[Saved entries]

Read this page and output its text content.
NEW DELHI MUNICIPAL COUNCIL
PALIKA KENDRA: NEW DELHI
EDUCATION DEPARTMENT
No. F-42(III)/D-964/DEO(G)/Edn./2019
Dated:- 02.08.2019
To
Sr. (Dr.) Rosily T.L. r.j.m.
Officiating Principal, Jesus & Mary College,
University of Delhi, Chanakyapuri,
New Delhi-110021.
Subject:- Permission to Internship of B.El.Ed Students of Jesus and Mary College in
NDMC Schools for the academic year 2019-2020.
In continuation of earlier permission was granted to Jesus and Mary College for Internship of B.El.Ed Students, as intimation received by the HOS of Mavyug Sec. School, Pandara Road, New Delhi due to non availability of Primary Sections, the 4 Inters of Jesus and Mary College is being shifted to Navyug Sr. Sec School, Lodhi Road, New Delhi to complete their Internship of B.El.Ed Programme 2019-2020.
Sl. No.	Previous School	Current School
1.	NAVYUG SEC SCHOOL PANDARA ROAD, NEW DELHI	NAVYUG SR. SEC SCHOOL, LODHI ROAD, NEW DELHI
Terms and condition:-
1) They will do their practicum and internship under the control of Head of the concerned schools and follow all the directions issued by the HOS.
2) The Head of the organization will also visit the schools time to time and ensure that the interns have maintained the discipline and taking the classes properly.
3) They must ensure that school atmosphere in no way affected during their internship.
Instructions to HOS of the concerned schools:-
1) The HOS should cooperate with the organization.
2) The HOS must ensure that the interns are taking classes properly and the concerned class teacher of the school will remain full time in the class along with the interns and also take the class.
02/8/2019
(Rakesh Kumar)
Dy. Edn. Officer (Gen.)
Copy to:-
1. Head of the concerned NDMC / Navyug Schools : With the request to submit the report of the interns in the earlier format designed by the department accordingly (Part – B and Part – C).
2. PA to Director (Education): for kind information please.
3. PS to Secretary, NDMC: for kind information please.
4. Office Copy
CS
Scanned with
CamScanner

**The request**
Each line holding "Head" must be found and copied.

**Task answer**
1) They will do their practicum and internship under the control of Head of the concerned schools and follow all the directions issued by the HOS.
2) The Head of the organization will also visit the schools time to time and ensure that the interns have maintained the discipline and taking the classes properly.
1. Head of the concerned NDMC / Navyug Schools : With the request to submit the report of the interns in the earlier format designed by the department accordingly (Part – B and Part – C).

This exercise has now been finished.